#### [Required task]
Copy the lines below as they are; omit the images they contain.
— START —
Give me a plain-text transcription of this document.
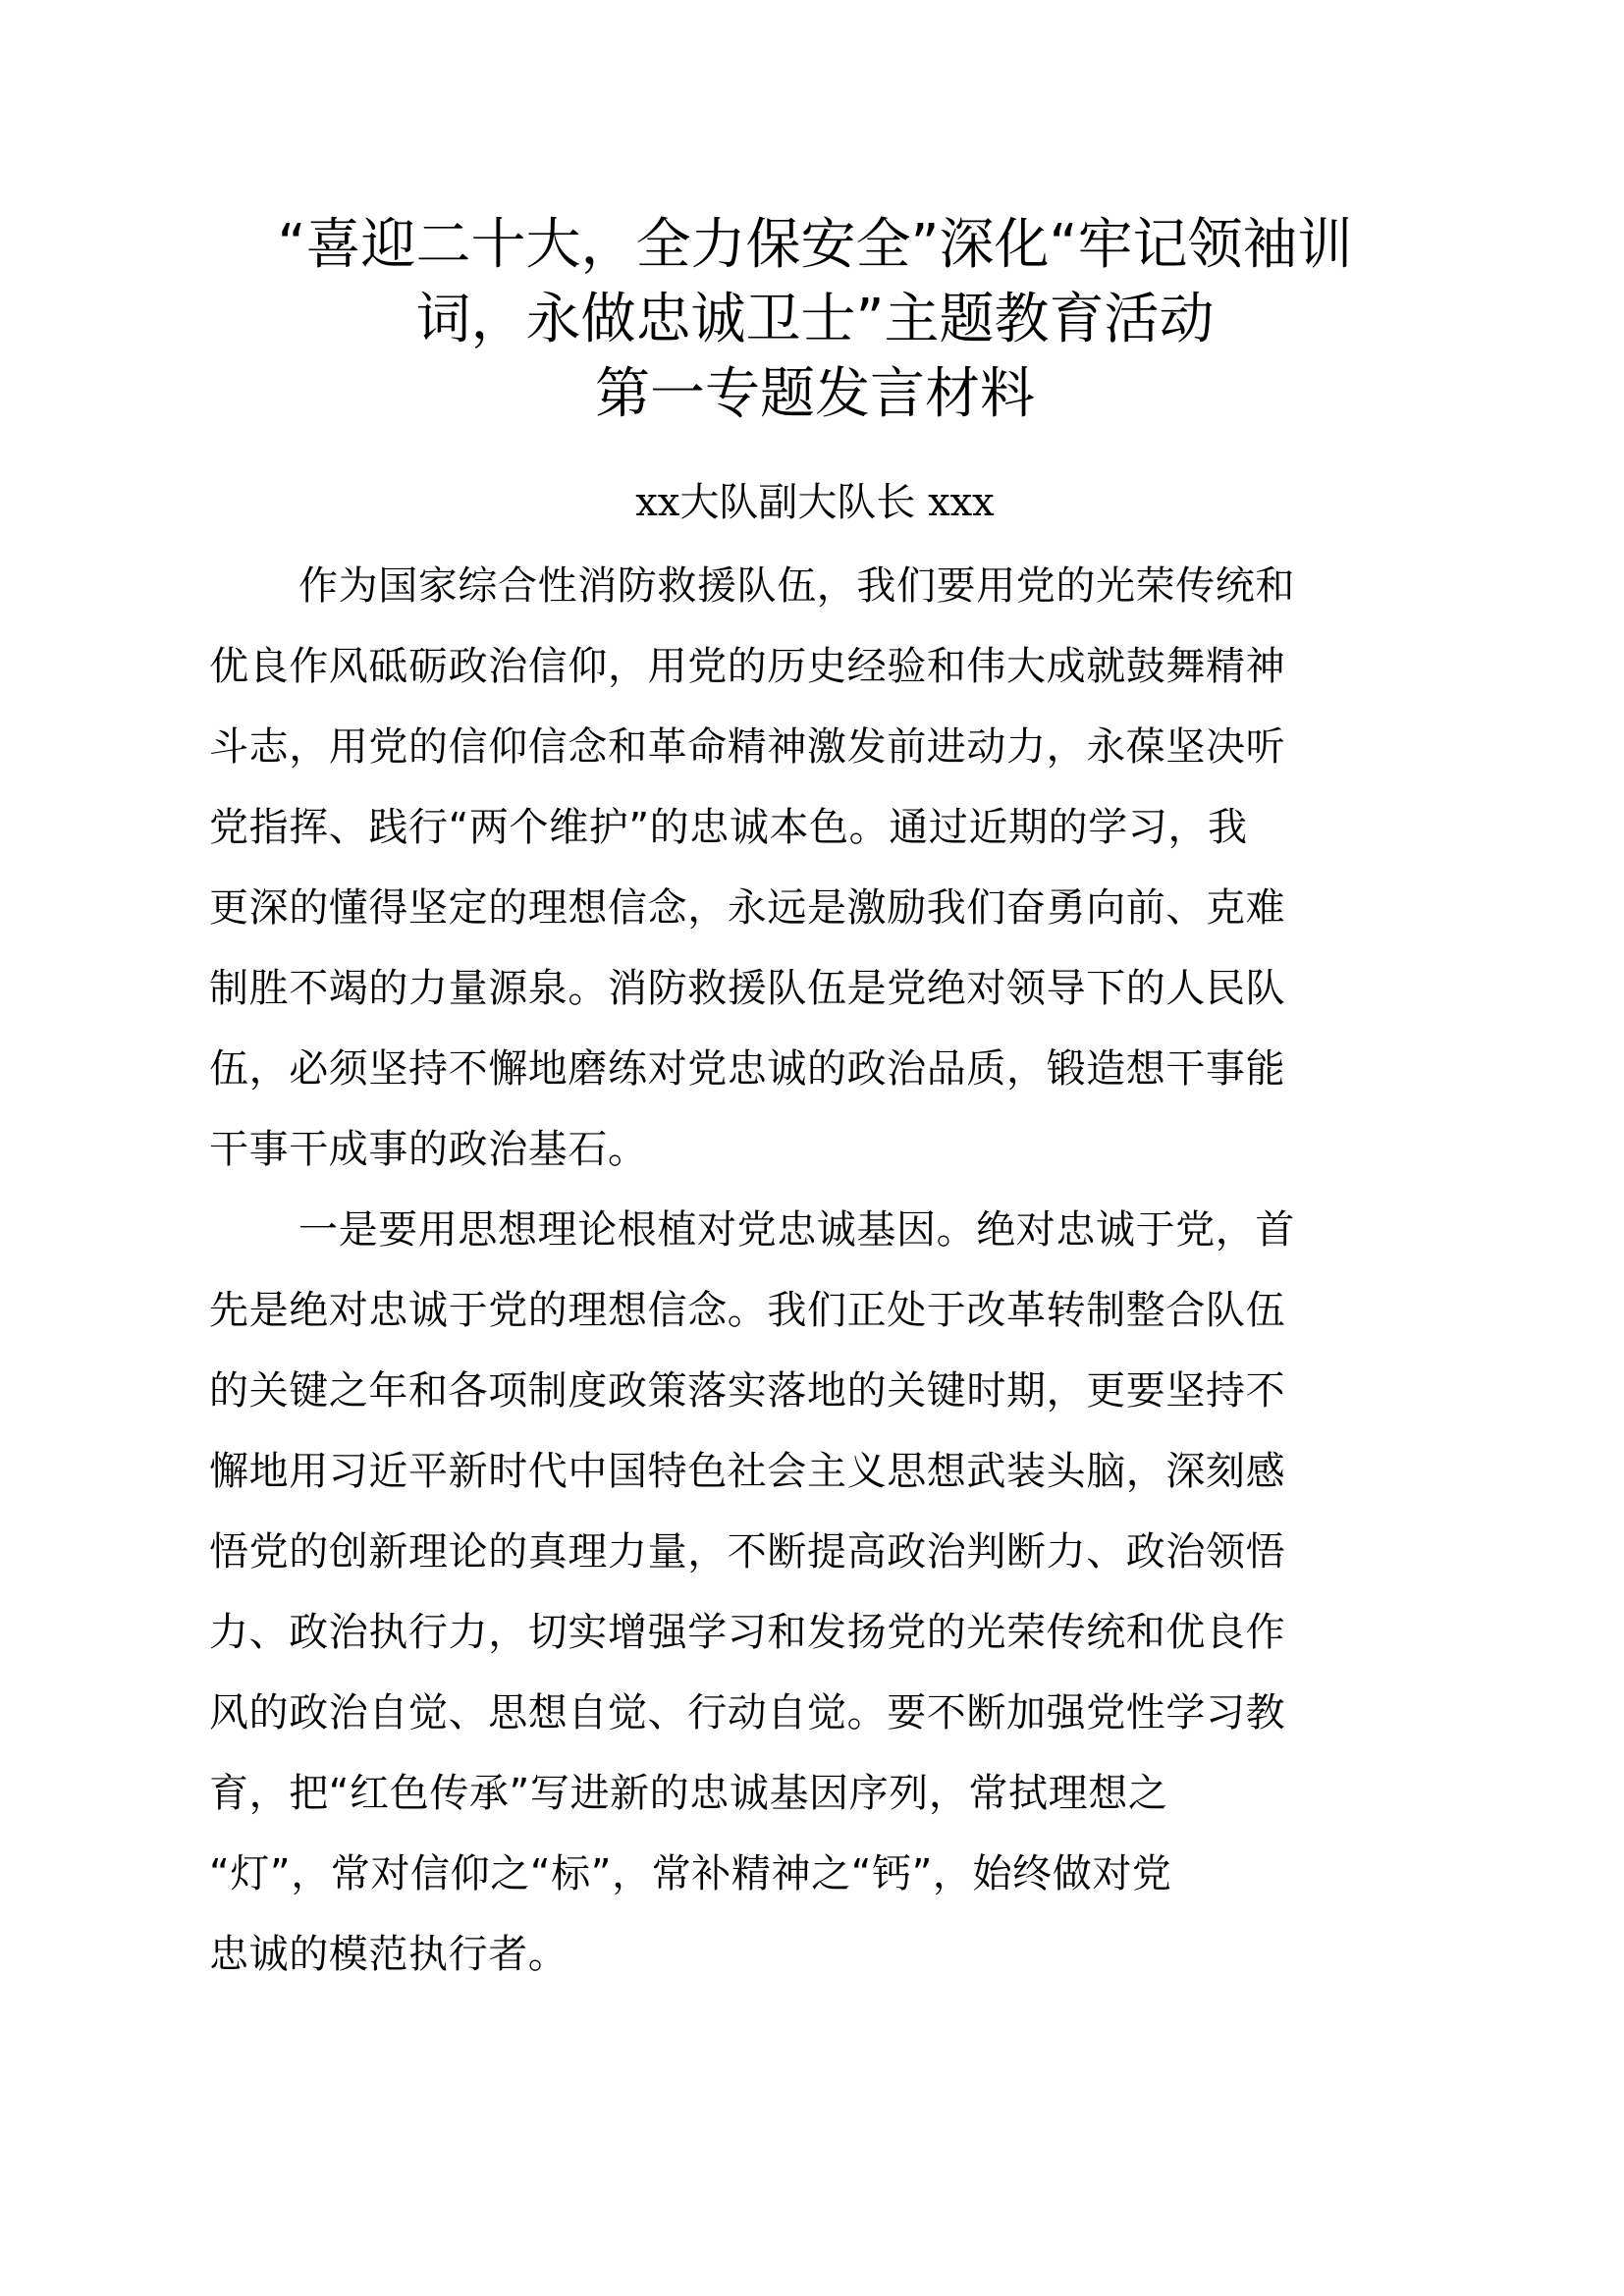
“喜迎二十大，全力保安全”深化“牢记领袖训
词，永做忠诚卫士”主题教育活动
第一专题发言材料
xx大队副大队长 xxx
作为国家综合性消防救援队伍，我们要用党的光荣传统和
优良作风砥砺政治信仰，用党的历史经验和伟大成就鼓舞精神
斗志，用党的信仰信念和革命精神激发前进动力，永葆坚决听
党指挥、践行“两个维护”的忠诚本色。通过近期的学习，我
更深的懂得坚定的理想信念，永远是激励我们奋勇向前、克难
制胜不竭的力量源泉。消防救援队伍是党绝对领导下的人民队
伍，必须坚持不懈地磨练对党忠诚的政治品质，锻造想干事能
干事干成事的政治基石。
一是要用思想理论根植对党忠诚基因。绝对忠诚于党，首
先是绝对忠诚于党的理想信念。我们正处于改革转制整合队伍
的关键之年和各项制度政策落实落地的关键时期，更要坚持不
懈地用习近平新时代中国特色社会主义思想武装头脑，深刻感
悟党的创新理论的真理力量，不断提高政治判断力、政治领悟
力、政治执行力，切实增强学习和发扬党的光荣传统和优良作
风的政治自觉、思想自觉、行动自觉。要不断加强党性学习教
育，把“红色传承”写进新的忠诚基因序列，常拭理想之
“灯”，常对信仰之“标”，常补精神之“钙”，始终做对党
忠诚的模范执行者。
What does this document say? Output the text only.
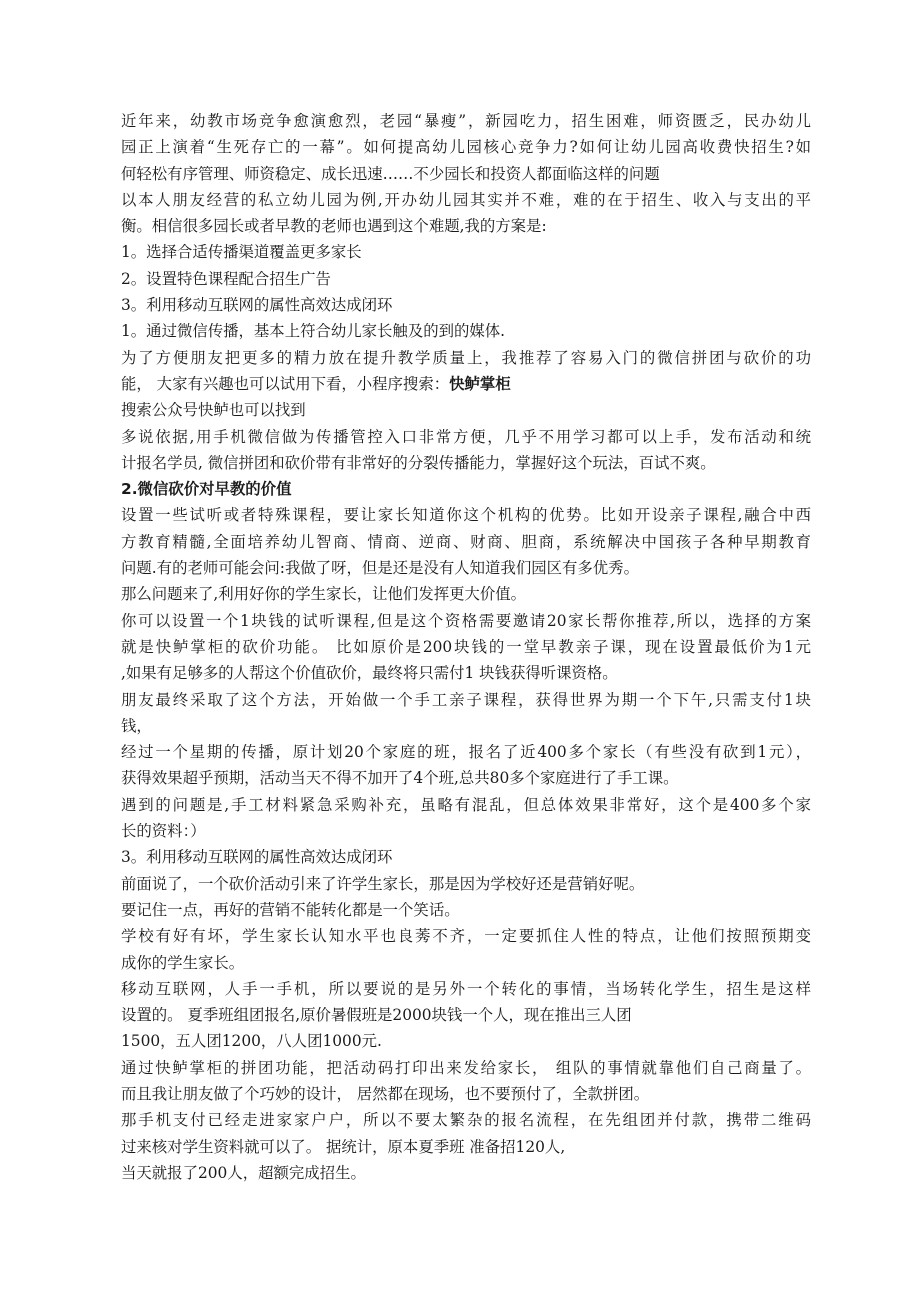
近年来，幼教市场竞争愈演愈烈，老园“暴瘦”，新园吃力，招生困难，师资匮乏，民办幼儿
园正上演着“生死存亡的一幕”。如何提高幼儿园核心竞争力?如何让幼儿园高收费快招生?如
何轻松有序管理、师资稳定、成长迅速……不少园长和投资人都面临这样的问题
以本人朋友经营的私立幼儿园为例,开办幼儿园其实并不难，难的在于招生、收入与支出的平
衡。相信很多园长或者早教的老师也遇到这个难题,我的方案是:
1。选择合适传播渠道覆盖更多家长
2。设置特色课程配合招生广告
3。利用移动互联网的属性高效达成闭环
1。通过微信传播，基本上符合幼儿家长触及的到的媒体.
为了方便朋友把更多的精力放在提升教学质量上，我推荐了容易入门的微信拼团与砍价的功
能， 大家有兴趣也可以试用下看，小程序搜索：快鲈掌柜
搜索公众号快鲈也可以找到
多说依据,用手机微信做为传播管控入口非常方便，几乎不用学习都可以上手，发布活动和统
计报名学员, 微信拼团和砍价带有非常好的分裂传播能力，掌握好这个玩法，百试不爽。
2.微信砍价对早教的价值
设置一些试听或者特殊课程，要让家长知道你这个机构的优势。比如开设亲子课程,融合中西
方教育精髓,全面培养幼儿智商、情商、逆商、财商、胆商，系统解决中国孩子各种早期教育
问题.有的老师可能会问:我做了呀，但是还是没有人知道我们园区有多优秀。
那么问题来了,利用好你的学生家长，让他们发挥更大价值。
你可以设置一个1块钱的试听课程,但是这个资格需要邀请20家长帮你推荐,所以，选择的方案
就是快鲈掌柜的砍价功能。 比如原价是200块钱的一堂早教亲子课，现在设置最低价为1元
,如果有足够多的人帮这个价值砍价，最终将只需付1 块钱获得听课资格。
朋友最终采取了这个方法，开始做一个手工亲子课程，获得世界为期一个下午,只需支付1块
钱，
经过一个星期的传播，原计划20个家庭的班，报名了近400多个家长（有些没有砍到1元），
获得效果超乎预期，活动当天不得不加开了4个班,总共80多个家庭进行了手工课。
遇到的问题是,手工材料紧急采购补充，虽略有混乱，但总体效果非常好，这个是400多个家
长的资料：）
3。利用移动互联网的属性高效达成闭环
前面说了，一个砍价活动引来了许学生家长，那是因为学校好还是营销好呢。
要记住一点，再好的营销不能转化都是一个笑话。
学校有好有坏，学生家长认知水平也良莠不齐，一定要抓住人性的特点，让他们按照预期变
成你的学生家长。
移动互联网，人手一手机，所以要说的是另外一个转化的事情，当场转化学生，招生是这样
设置的。 夏季班组团报名,原价暑假班是2000块钱一个人，现在推出三人团
1500，五人团1200，八人团1000元.
通过快鲈掌柜的拼团功能，把活动码打印出来发给家长， 组队的事情就靠他们自己商量了。
而且我让朋友做了个巧妙的设计， 居然都在现场，也不要预付了，全款拼团。
那手机支付已经走进家家户户，所以不要太繁杂的报名流程，在先组团并付款，携带二维码
过来核对学生资料就可以了。 据统计，原本夏季班 准备招120人,
当天就报了200人，超额完成招生。
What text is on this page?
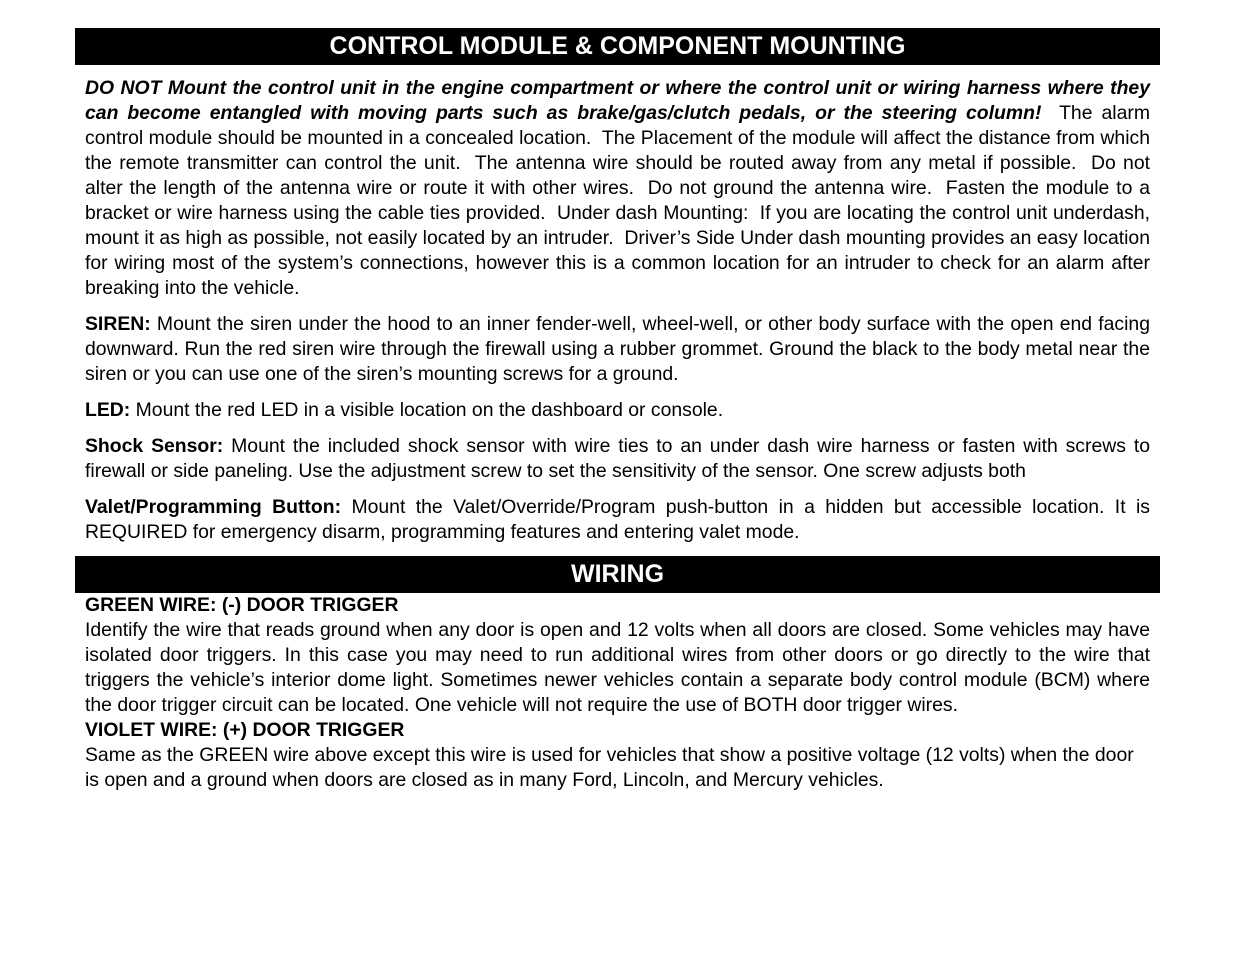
CONTROL MODULE & COMPONENT MOUNTING

DO NOT Mount the control unit in the engine compartment or where the control unit or wiring harness where they can become entangled with moving parts such as brake/gas/clutch pedals, or the steering column!  The alarm control module should be mounted in a concealed location.  The Placement of the module will affect the distance from which the remote transmitter can control the unit.  The antenna wire should be routed away from any metal if possible.  Do not alter the length of the antenna wire or route it with other wires.  Do not ground the antenna wire.  Fasten the module to a bracket or wire harness using the cable ties provided.  Under dash Mounting:  If you are locating the control unit underdash, mount it as high as possible, not easily located by an intruder.  Driver’s Side Under dash mounting provides an easy location for wiring most of the system’s connections, however this is a common location for an intruder to check for an alarm after breaking into the vehicle.

SIREN: Mount the siren under the hood to an inner fender-well, wheel-well, or other body surface with the open end facing downward. Run the red siren wire through the firewall using a rubber grommet. Ground the black to the body metal near the siren or you can use one of the siren’s mounting screws for a ground.

LED: Mount the red LED in a visible location on the dashboard or console.

Shock Sensor: Mount the included shock sensor with wire ties to an under dash wire harness or fasten with screws to firewall or side paneling. Use the adjustment screw to set the sensitivity of the sensor. One screw adjusts both

Valet/Programming Button: Mount the Valet/Override/Program push-button in a hidden but accessible location. It is REQUIRED for emergency disarm, programming features and entering valet mode.

WIRING

GREEN WIRE: (-) DOOR TRIGGER

Identify the wire that reads ground when any door is open and 12 volts when all doors are closed. Some vehicles may have isolated door triggers. In this case you may need to run additional wires from other doors or go directly to the wire that triggers the vehicle’s interior dome light. Sometimes newer vehicles contain a separate body control module (BCM) where the door trigger circuit can be located. One vehicle will not require the use of BOTH door trigger wires.

VIOLET WIRE: (+) DOOR TRIGGER

Same as the GREEN wire above except this wire is used for vehicles that show a positive voltage (12 volts) when the door is open and a ground when doors are closed as in many Ford, Lincoln, and Mercury vehicles.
— END —
#### [Output for this exercise]
Give me a plain-text transcription of this document.
“喜迎二十大，全力保安全”深化“牢记领袖训
词，永做忠诚卫士”主题教育活动
第一专题发言材料
xx大队副大队长 xxx
作为国家综合性消防救援队伍，我们要用党的光荣传统和
优良作风砥砺政治信仰，用党的历史经验和伟大成就鼓舞精神
斗志，用党的信仰信念和革命精神激发前进动力，永葆坚决听
党指挥、践行“两个维护”的忠诚本色。通过近期的学习，我
更深的懂得坚定的理想信念，永远是激励我们奋勇向前、克难
制胜不竭的力量源泉。消防救援队伍是党绝对领导下的人民队
伍，必须坚持不懈地磨练对党忠诚的政治品质，锻造想干事能
干事干成事的政治基石。
一是要用思想理论根植对党忠诚基因。绝对忠诚于党，首
先是绝对忠诚于党的理想信念。我们正处于改革转制整合队伍
的关键之年和各项制度政策落实落地的关键时期，更要坚持不
懈地用习近平新时代中国特色社会主义思想武装头脑，深刻感
悟党的创新理论的真理力量，不断提高政治判断力、政治领悟
力、政治执行力，切实增强学习和发扬党的光荣传统和优良作
风的政治自觉、思想自觉、行动自觉。要不断加强党性学习教
育，把“红色传承”写进新的忠诚基因序列，常拭理想之
“灯”，常对信仰之“标”，常补精神之“钙”，始终做对党
忠诚的模范执行者。
What does this document say? Output the text only.
近年来，幼教市场竞争愈演愈烈，老园“暴瘦”，新园吃力，招生困难，师资匮乏，民办幼儿
园正上演着“生死存亡的一幕”。如何提高幼儿园核心竞争力?如何让幼儿园高收费快招生?如
何轻松有序管理、师资稳定、成长迅速……不少园长和投资人都面临这样的问题
以本人朋友经营的私立幼儿园为例,开办幼儿园其实并不难，难的在于招生、收入与支出的平
衡。相信很多园长或者早教的老师也遇到这个难题,我的方案是:
1。选择合适传播渠道覆盖更多家长
2。设置特色课程配合招生广告
3。利用移动互联网的属性高效达成闭环
1。通过微信传播，基本上符合幼儿家长触及的到的媒体.
为了方便朋友把更多的精力放在提升教学质量上，我推荐了容易入门的微信拼团与砍价的功
能， 大家有兴趣也可以试用下看，小程序搜索：快鲈掌柜
搜索公众号快鲈也可以找到
多说依据,用手机微信做为传播管控入口非常方便，几乎不用学习都可以上手，发布活动和统
计报名学员, 微信拼团和砍价带有非常好的分裂传播能力，掌握好这个玩法，百试不爽。
2.微信砍价对早教的价值
设置一些试听或者特殊课程，要让家长知道你这个机构的优势。比如开设亲子课程,融合中西
方教育精髓,全面培养幼儿智商、情商、逆商、财商、胆商，系统解决中国孩子各种早期教育
问题.有的老师可能会问:我做了呀，但是还是没有人知道我们园区有多优秀。
那么问题来了,利用好你的学生家长，让他们发挥更大价值。
你可以设置一个1块钱的试听课程,但是这个资格需要邀请20家长帮你推荐,所以，选择的方案
就是快鲈掌柜的砍价功能。 比如原价是200块钱的一堂早教亲子课，现在设置最低价为1元
,如果有足够多的人帮这个价值砍价，最终将只需付1 块钱获得听课资格。
朋友最终采取了这个方法，开始做一个手工亲子课程，获得世界为期一个下午,只需支付1块
钱，
经过一个星期的传播，原计划20个家庭的班，报名了近400多个家长（有些没有砍到1元），
获得效果超乎预期，活动当天不得不加开了4个班,总共80多个家庭进行了手工课。
遇到的问题是,手工材料紧急采购补充，虽略有混乱，但总体效果非常好，这个是400多个家
长的资料：）
3。利用移动互联网的属性高效达成闭环
前面说了，一个砍价活动引来了许学生家长，那是因为学校好还是营销好呢。
要记住一点，再好的营销不能转化都是一个笑话。
学校有好有坏，学生家长认知水平也良莠不齐，一定要抓住人性的特点，让他们按照预期变
成你的学生家长。
移动互联网，人手一手机，所以要说的是另外一个转化的事情，当场转化学生，招生是这样
设置的。 夏季班组团报名,原价暑假班是2000块钱一个人，现在推出三人团
1500，五人团1200，八人团1000元.
通过快鲈掌柜的拼团功能，把活动码打印出来发给家长， 组队的事情就靠他们自己商量了。
而且我让朋友做了个巧妙的设计， 居然都在现场，也不要预付了，全款拼团。
那手机支付已经走进家家户户，所以不要太繁杂的报名流程，在先组团并付款，携带二维码
过来核对学生资料就可以了。 据统计，原本夏季班 准备招120人,
当天就报了200人，超额完成招生。
What text is on this page?
CONTROL MODULE & COMPONENT MOUNTING

DO NOT Mount the control unit in the engine compartment or where the control unit or wiring harness where they can become entangled with moving parts such as brake/gas/clutch pedals, or the steering column!  The alarm control module should be mounted in a concealed location.  The Placement of the module will affect the distance from which the remote transmitter can control the unit.  The antenna wire should be routed away from any metal if possible.  Do not alter the length of the antenna wire or route it with other wires.  Do not ground the antenna wire.  Fasten the module to a bracket or wire harness using the cable ties provided.  Under dash Mounting:  If you are locating the control unit underdash, mount it as high as possible, not easily located by an intruder.  Driver’s Side Under dash mounting provides an easy location for wiring most of the system’s connections, however this is a common location for an intruder to check for an alarm after breaking into the vehicle.

SIREN: Mount the siren under the hood to an inner fender-well, wheel-well, or other body surface with the open end facing downward. Run the red siren wire through the firewall using a rubber grommet. Ground the black to the body metal near the siren or you can use one of the siren’s mounting screws for a ground.

LED: Mount the red LED in a visible location on the dashboard or console.

Shock Sensor: Mount the included shock sensor with wire ties to an under dash wire harness or fasten with screws to firewall or side paneling. Use the adjustment screw to set the sensitivity of the sensor. One screw adjusts both

Valet/Programming Button: Mount the Valet/Override/Program push-button in a hidden but accessible location. It is REQUIRED for emergency disarm, programming features and entering valet mode.

WIRING

GREEN WIRE: (-) DOOR TRIGGER

Identify the wire that reads ground when any door is open and 12 volts when all doors are closed. Some vehicles may have isolated door triggers. In this case you may need to run additional wires from other doors or go directly to the wire that triggers the vehicle’s interior dome light. Sometimes newer vehicles contain a separate body control module (BCM) where the door trigger circuit can be located. One vehicle will not require the use of BOTH door trigger wires.

VIOLET WIRE: (+) DOOR TRIGGER

Same as the GREEN wire above except this wire is used for vehicles that show a positive voltage (12 volts) when the door is open and a ground when doors are closed as in many Ford, Lincoln, and Mercury vehicles.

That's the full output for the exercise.